» Dataset records
"""
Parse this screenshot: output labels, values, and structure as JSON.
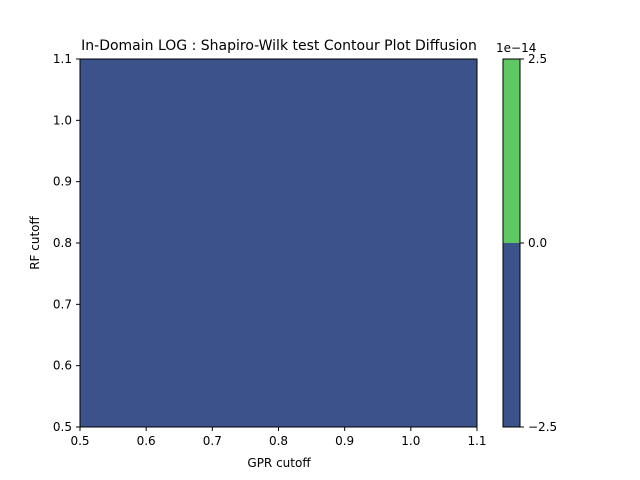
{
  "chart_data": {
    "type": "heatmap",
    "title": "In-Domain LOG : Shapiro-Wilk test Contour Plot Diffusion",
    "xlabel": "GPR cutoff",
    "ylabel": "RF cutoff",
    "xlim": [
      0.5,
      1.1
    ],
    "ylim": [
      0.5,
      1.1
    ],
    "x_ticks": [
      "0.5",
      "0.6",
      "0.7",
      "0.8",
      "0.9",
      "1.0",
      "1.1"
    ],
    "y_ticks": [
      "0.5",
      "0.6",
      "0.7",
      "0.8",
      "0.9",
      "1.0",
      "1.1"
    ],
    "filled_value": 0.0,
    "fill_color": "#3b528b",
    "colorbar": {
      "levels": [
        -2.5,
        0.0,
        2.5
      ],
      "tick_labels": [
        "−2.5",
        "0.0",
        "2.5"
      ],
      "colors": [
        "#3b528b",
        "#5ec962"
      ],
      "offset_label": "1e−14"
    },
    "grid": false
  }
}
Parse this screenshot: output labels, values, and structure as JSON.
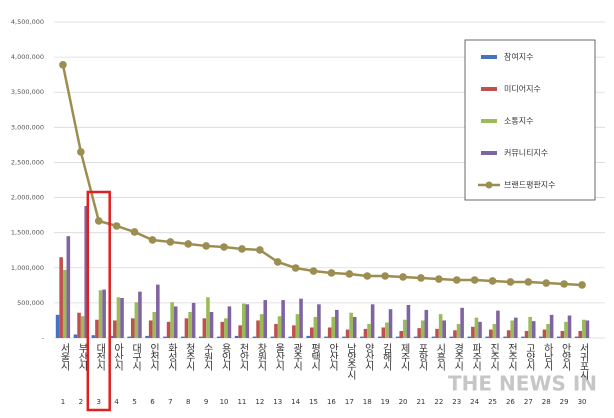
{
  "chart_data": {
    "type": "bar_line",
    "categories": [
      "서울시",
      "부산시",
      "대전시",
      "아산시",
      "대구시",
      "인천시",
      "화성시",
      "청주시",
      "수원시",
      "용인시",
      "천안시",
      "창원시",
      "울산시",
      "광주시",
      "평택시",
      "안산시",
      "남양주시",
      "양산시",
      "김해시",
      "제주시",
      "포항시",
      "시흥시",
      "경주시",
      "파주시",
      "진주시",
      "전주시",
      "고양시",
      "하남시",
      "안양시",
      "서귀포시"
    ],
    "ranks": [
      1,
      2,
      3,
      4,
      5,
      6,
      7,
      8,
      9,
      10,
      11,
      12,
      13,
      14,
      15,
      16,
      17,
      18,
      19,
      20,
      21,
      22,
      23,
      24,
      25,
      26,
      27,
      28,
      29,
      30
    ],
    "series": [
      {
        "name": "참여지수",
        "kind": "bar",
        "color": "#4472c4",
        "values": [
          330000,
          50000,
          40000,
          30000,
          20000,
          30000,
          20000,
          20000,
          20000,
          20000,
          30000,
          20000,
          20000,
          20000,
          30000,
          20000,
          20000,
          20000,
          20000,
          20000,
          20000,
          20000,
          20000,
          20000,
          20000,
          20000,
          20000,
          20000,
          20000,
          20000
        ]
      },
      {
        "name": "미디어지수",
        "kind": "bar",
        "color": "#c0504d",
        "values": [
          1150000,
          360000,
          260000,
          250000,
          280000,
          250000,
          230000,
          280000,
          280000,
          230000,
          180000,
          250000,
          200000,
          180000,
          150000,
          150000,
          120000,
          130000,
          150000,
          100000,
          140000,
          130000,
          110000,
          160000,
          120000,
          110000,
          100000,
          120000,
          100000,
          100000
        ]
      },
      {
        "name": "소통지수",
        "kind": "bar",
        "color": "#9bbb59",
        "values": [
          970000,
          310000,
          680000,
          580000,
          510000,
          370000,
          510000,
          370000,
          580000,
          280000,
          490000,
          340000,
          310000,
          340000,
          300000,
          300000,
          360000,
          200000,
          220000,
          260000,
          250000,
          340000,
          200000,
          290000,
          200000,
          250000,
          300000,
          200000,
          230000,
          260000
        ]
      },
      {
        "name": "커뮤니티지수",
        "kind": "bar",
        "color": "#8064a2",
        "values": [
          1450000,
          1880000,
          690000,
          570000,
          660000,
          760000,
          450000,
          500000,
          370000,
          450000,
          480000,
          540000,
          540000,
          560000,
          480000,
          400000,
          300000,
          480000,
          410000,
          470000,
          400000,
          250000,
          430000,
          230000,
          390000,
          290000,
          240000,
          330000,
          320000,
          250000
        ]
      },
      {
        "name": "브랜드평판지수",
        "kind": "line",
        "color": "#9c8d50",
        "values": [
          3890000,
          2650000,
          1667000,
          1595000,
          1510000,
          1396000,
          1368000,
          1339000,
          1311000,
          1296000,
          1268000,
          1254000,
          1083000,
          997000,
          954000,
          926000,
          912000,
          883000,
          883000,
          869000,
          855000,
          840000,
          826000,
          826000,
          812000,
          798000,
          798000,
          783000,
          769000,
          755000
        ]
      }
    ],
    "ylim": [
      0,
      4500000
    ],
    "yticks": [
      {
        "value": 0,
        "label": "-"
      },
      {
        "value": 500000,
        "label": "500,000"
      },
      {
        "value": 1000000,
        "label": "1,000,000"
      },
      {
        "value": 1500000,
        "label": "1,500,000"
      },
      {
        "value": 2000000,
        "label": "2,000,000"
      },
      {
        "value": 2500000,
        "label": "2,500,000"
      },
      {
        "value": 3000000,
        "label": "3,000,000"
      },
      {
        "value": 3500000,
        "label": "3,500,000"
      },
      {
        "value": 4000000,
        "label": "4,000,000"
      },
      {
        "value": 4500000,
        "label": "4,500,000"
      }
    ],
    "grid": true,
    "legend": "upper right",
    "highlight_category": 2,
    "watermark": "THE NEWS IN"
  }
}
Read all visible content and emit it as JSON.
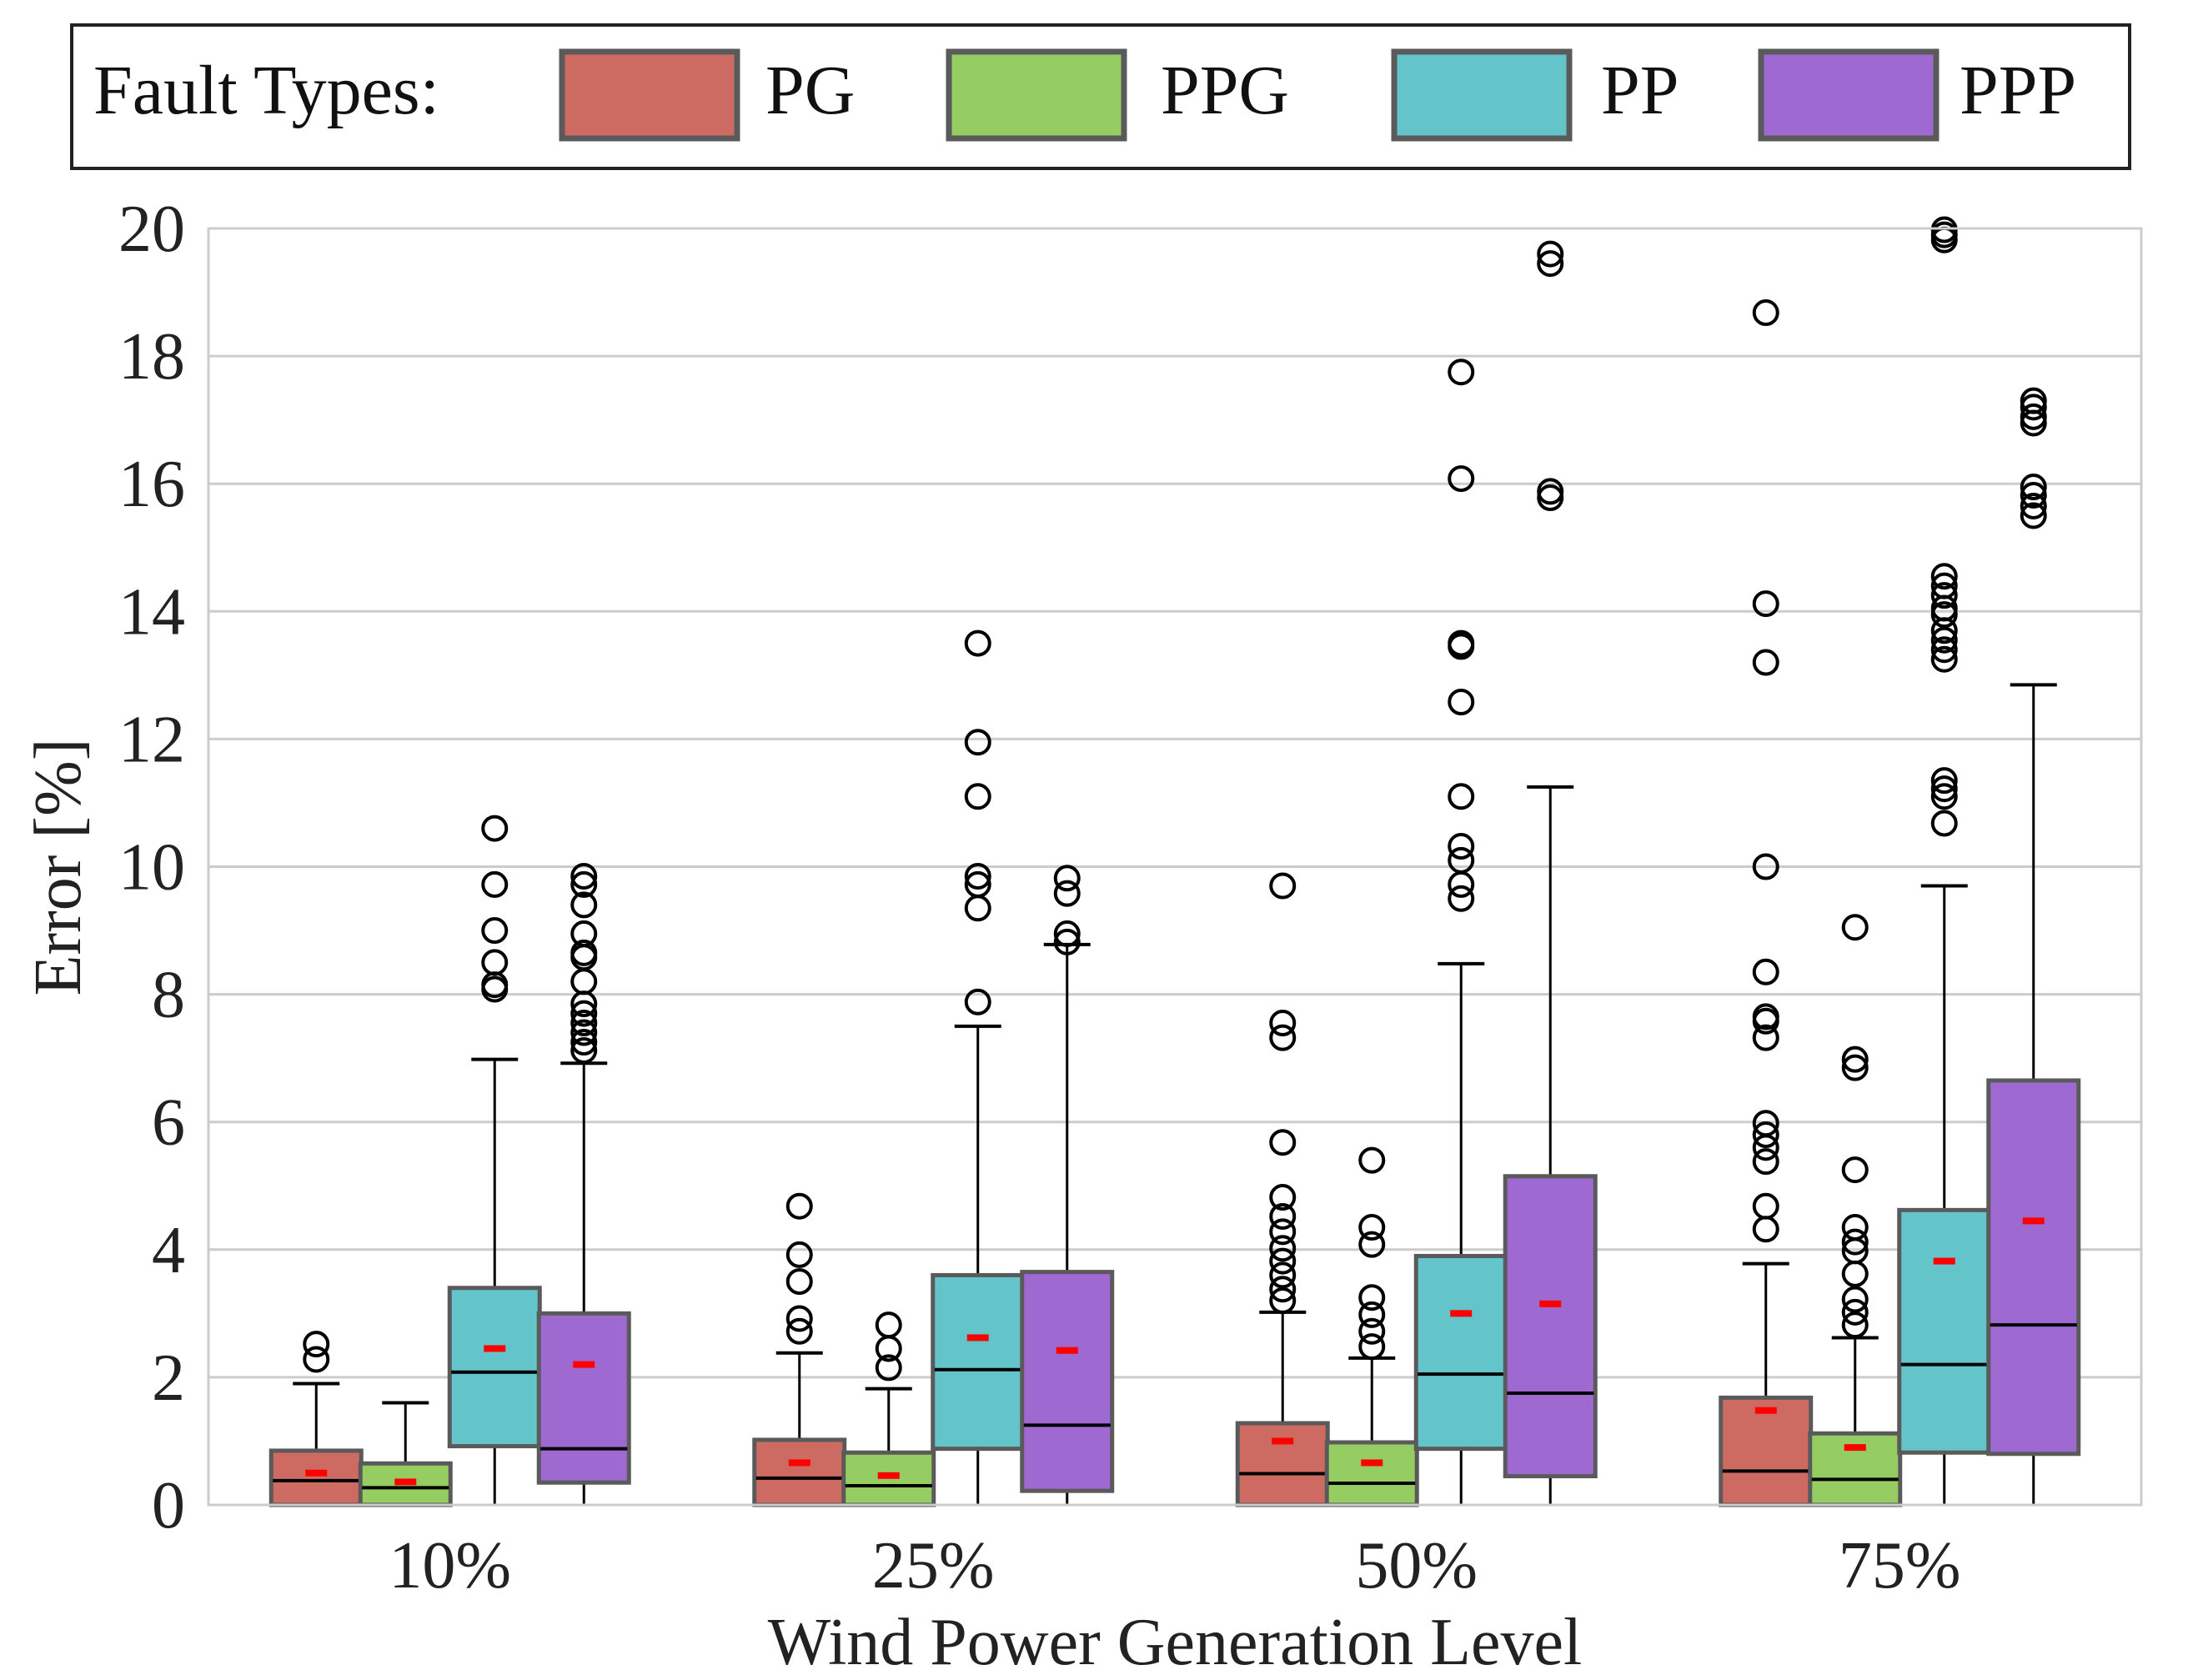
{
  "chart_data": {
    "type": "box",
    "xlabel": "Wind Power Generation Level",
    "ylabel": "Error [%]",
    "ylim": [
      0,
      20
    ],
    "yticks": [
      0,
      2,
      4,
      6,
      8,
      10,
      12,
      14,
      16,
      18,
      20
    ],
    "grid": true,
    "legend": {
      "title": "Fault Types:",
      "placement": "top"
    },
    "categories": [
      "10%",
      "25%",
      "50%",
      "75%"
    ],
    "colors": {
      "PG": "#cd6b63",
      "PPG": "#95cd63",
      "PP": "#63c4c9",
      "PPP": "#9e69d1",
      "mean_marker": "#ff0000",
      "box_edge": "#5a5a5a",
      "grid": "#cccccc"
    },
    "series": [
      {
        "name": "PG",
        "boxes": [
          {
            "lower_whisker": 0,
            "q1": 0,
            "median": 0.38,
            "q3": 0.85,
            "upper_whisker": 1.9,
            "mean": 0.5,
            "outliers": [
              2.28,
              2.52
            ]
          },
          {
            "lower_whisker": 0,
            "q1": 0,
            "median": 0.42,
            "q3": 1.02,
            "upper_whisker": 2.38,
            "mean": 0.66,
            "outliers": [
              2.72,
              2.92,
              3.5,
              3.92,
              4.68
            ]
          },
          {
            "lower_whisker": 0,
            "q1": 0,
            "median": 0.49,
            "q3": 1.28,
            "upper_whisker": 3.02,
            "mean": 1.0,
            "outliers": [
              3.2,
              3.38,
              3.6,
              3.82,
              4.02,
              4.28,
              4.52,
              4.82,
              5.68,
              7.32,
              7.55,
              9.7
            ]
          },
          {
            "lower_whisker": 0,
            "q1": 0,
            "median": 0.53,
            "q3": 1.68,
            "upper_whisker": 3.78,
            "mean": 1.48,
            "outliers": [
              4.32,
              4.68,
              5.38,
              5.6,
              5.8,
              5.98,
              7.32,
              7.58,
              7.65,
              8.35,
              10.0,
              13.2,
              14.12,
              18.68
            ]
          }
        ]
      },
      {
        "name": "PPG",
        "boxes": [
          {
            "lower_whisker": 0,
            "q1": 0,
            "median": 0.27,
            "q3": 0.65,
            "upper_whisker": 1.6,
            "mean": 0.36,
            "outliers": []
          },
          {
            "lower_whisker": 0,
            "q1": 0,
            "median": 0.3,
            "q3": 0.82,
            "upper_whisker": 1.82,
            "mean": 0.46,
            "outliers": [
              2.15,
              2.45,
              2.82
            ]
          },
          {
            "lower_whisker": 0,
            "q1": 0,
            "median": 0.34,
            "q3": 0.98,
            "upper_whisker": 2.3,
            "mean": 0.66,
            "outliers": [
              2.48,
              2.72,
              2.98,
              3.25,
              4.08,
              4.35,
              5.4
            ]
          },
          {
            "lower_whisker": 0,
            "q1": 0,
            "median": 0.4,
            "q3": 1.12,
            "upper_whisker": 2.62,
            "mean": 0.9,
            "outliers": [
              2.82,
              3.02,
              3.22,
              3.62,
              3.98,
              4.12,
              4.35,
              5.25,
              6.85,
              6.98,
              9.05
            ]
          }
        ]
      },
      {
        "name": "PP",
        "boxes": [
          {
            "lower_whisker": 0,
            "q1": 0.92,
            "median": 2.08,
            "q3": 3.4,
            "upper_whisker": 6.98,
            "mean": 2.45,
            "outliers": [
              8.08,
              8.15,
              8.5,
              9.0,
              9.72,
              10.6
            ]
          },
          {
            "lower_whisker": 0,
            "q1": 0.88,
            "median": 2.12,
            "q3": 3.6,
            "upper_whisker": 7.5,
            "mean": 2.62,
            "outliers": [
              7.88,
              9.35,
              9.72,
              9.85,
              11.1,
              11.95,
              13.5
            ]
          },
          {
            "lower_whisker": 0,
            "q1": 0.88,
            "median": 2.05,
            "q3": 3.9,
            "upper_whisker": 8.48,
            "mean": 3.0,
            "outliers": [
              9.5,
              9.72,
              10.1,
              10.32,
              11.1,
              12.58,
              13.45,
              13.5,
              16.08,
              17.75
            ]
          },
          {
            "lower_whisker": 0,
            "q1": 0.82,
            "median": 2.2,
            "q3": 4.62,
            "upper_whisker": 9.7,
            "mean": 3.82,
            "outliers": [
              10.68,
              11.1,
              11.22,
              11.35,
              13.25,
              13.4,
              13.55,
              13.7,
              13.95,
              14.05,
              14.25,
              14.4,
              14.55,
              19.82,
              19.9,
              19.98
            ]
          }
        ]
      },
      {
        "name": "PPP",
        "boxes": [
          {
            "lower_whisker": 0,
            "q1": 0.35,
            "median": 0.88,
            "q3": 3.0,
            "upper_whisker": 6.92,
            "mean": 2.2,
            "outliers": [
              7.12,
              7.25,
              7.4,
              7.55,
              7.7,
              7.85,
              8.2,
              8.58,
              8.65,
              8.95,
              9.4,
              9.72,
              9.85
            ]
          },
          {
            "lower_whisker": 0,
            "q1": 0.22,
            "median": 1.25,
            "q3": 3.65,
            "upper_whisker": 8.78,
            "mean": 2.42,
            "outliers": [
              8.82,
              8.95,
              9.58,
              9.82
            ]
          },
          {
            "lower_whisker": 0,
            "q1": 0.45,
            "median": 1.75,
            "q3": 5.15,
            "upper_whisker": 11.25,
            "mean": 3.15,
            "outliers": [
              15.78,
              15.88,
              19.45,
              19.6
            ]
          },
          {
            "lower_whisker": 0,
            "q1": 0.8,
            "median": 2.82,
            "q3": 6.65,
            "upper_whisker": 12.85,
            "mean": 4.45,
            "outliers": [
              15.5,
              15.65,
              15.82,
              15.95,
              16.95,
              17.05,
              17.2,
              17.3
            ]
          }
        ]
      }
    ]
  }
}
"""
» Brief
Pull out every line holding "xlabel" from the records above, and copy it.

» Completed exercise
    "xlabel": "GPR cutoff",
    "xlabel": "Wind Power Generation Level",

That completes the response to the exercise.